[START Data shown]

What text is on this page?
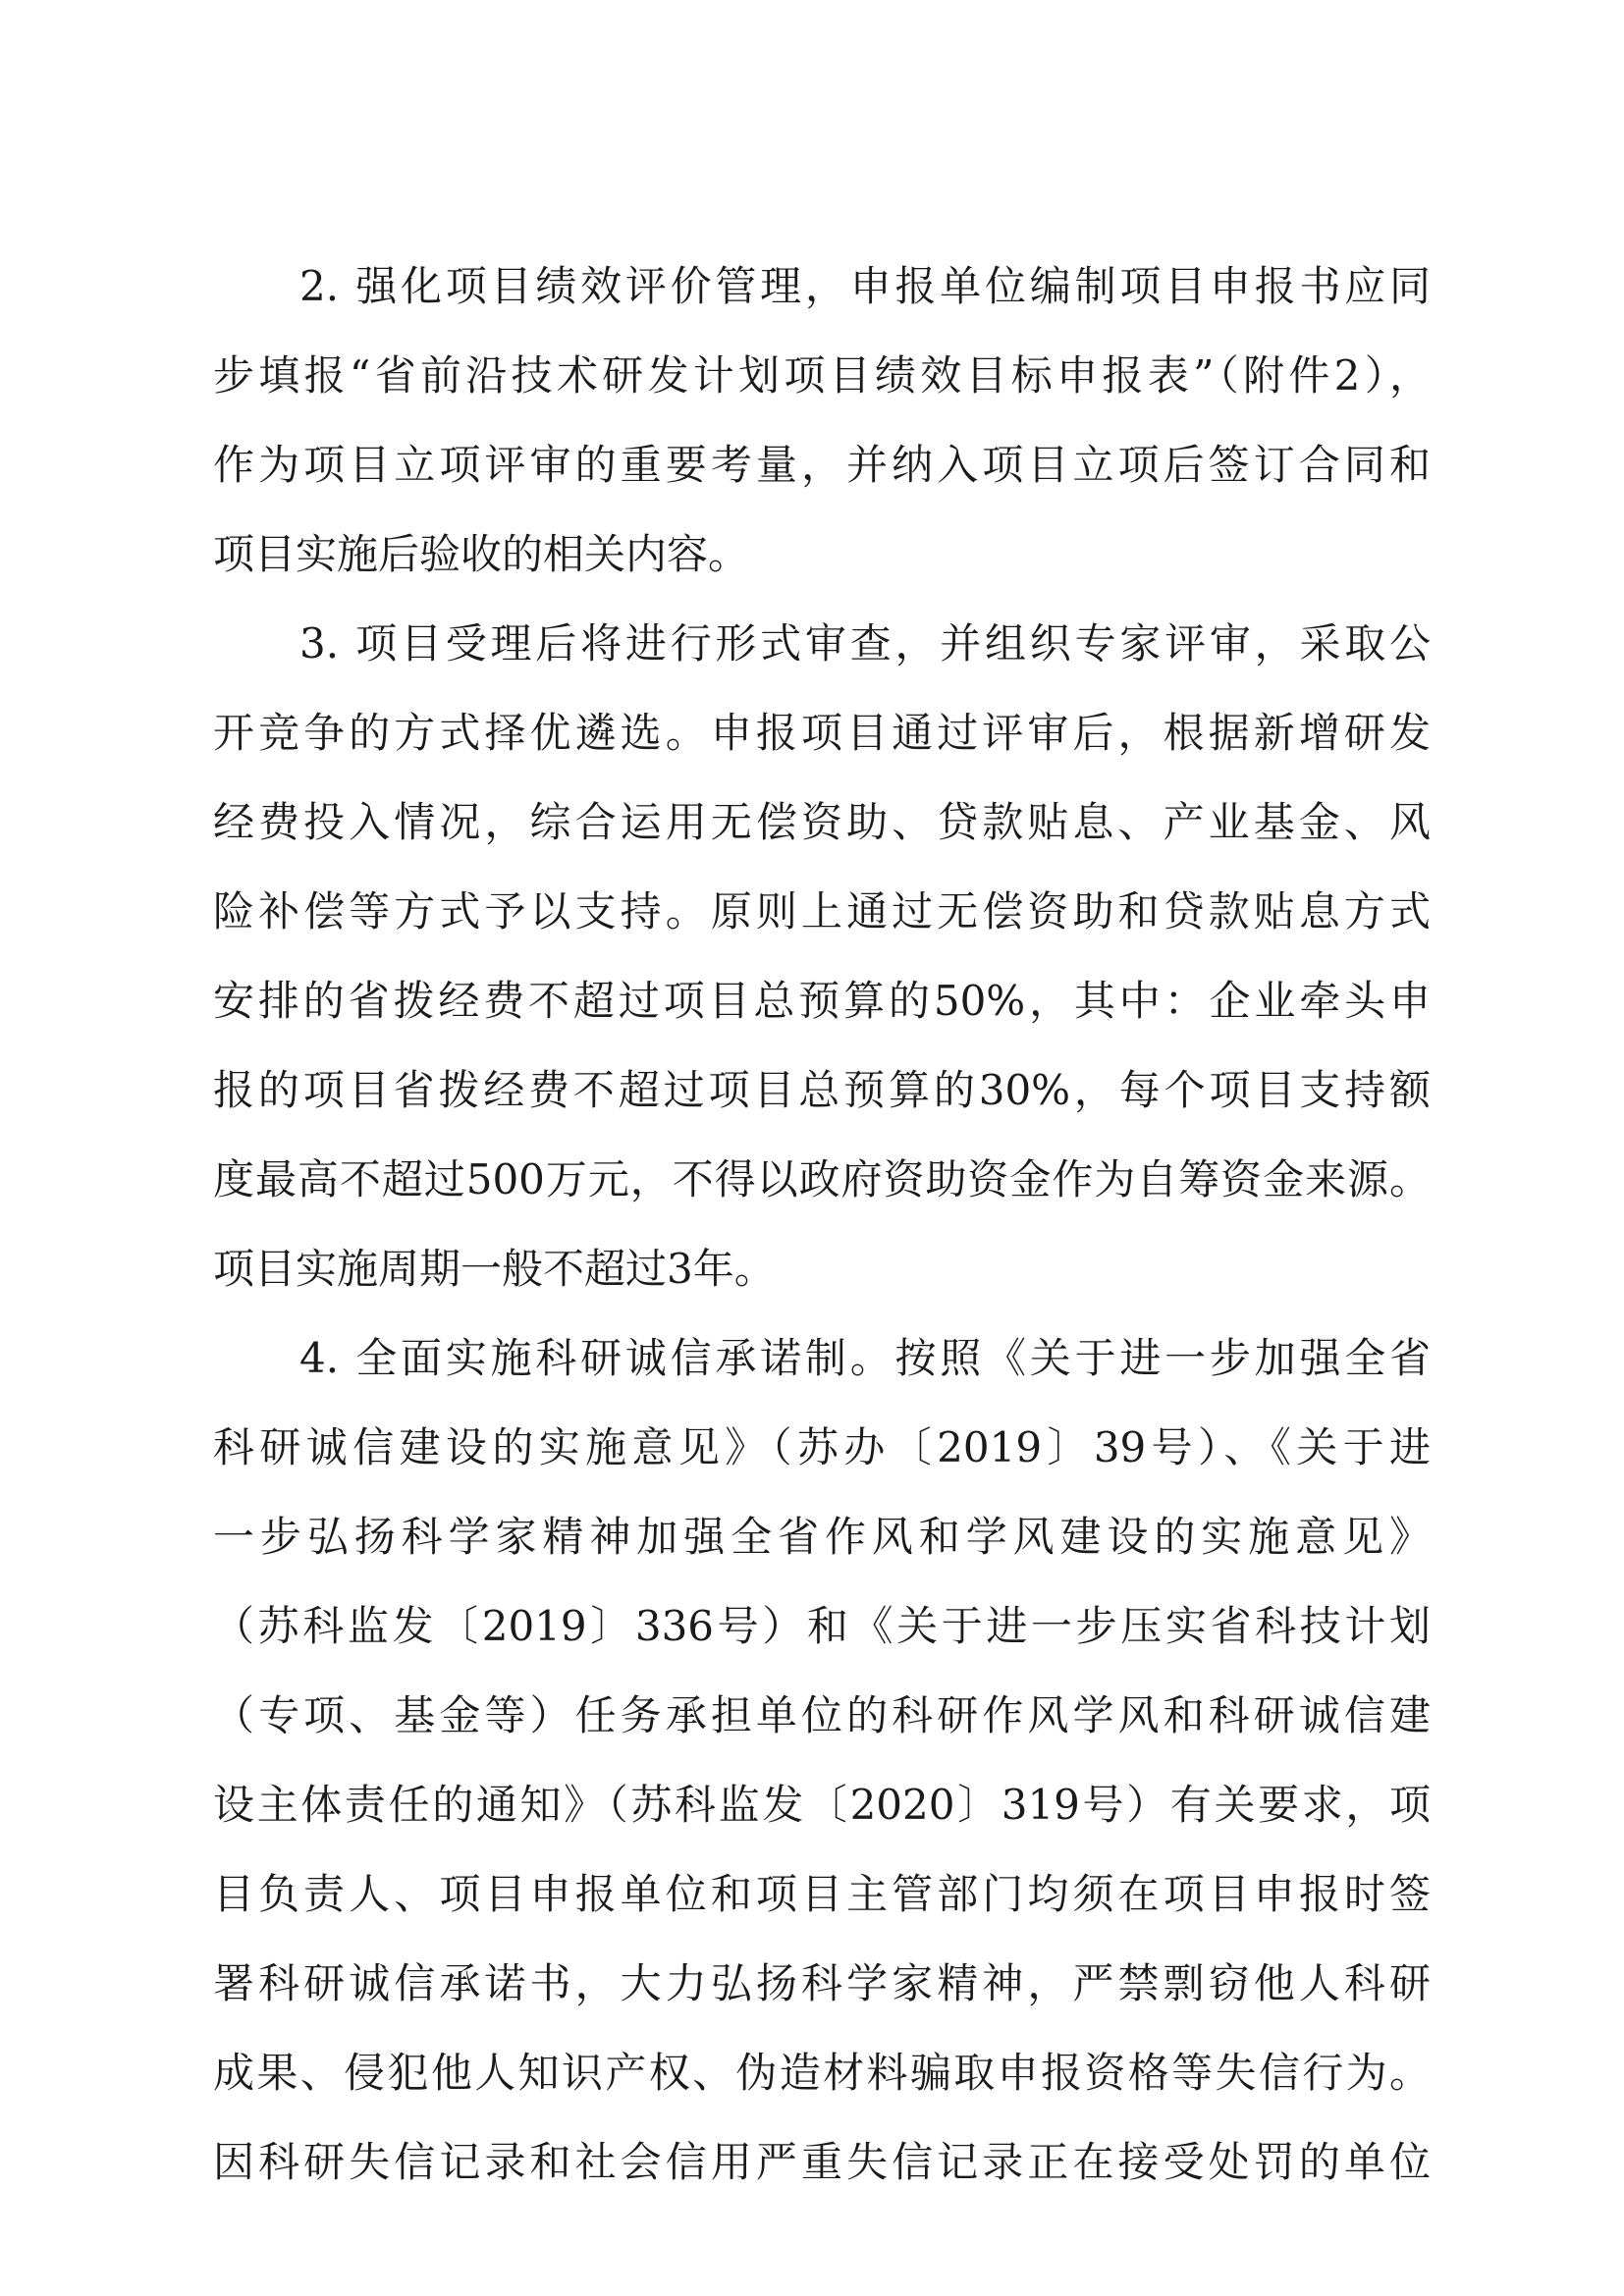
2. 强化项目绩效评价管理，申报单位编制项目申报书应同
步填报“省前沿技术研发计划项目绩效目标申报表”（附件2），
作为项目立项评审的重要考量，并纳入项目立项后签订合同和
项目实施后验收的相关内容。
3. 项目受理后将进行形式审查，并组织专家评审，采取公
开竞争的方式择优遴选。申报项目通过评审后，根据新增研发
经费投入情况，综合运用无偿资助、贷款贴息、产业基金、风
险补偿等方式予以支持。原则上通过无偿资助和贷款贴息方式
安排的省拨经费不超过项目总预算的50%，其中：企业牵头申
报的项目省拨经费不超过项目总预算的30%，每个项目支持额
度最高不超过500万元，不得以政府资助资金作为自筹资金来源。
项目实施周期一般不超过3年。
4. 全面实施科研诚信承诺制。按照《关于进一步加强全省
科研诚信建设的实施意见》（苏办〔2019〕39号）、《关于进
一步弘扬科学家精神加强全省作风和学风建设的实施意见》
（苏科监发〔2019〕336号）和《关于进一步压实省科技计划
（专项、基金等）任务承担单位的科研作风学风和科研诚信建
设主体责任的通知》（苏科监发〔2020〕319号）有关要求，项
目负责人、项目申报单位和项目主管部门均须在项目申报时签
署科研诚信承诺书，大力弘扬科学家精神，严禁剽窃他人科研
成果、侵犯他人知识产权、伪造材料骗取申报资格等失信行为。
因科研失信记录和社会信用严重失信记录正在接受处罚的单位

[END Data shown]

_Direction_
Copy the listing exactly. Any image in it stays out of the copy.

_Answer to the problem_
What text is on this page?
2. 强化项目绩效评价管理，申报单位编制项目申报书应同
步填报“省前沿技术研发计划项目绩效目标申报表”（附件2），
作为项目立项评审的重要考量，并纳入项目立项后签订合同和
项目实施后验收的相关内容。
3. 项目受理后将进行形式审查，并组织专家评审，采取公
开竞争的方式择优遴选。申报项目通过评审后，根据新增研发
经费投入情况，综合运用无偿资助、贷款贴息、产业基金、风
险补偿等方式予以支持。原则上通过无偿资助和贷款贴息方式
安排的省拨经费不超过项目总预算的50%，其中：企业牵头申
报的项目省拨经费不超过项目总预算的30%，每个项目支持额
度最高不超过500万元，不得以政府资助资金作为自筹资金来源。
项目实施周期一般不超过3年。
4. 全面实施科研诚信承诺制。按照《关于进一步加强全省
科研诚信建设的实施意见》（苏办〔2019〕39号）、《关于进
一步弘扬科学家精神加强全省作风和学风建设的实施意见》
（苏科监发〔2019〕336号）和《关于进一步压实省科技计划
（专项、基金等）任务承担单位的科研作风学风和科研诚信建
设主体责任的通知》（苏科监发〔2020〕319号）有关要求，项
目负责人、项目申报单位和项目主管部门均须在项目申报时签
署科研诚信承诺书，大力弘扬科学家精神，严禁剽窃他人科研
成果、侵犯他人知识产权、伪造材料骗取申报资格等失信行为。
因科研失信记录和社会信用严重失信记录正在接受处罚的单位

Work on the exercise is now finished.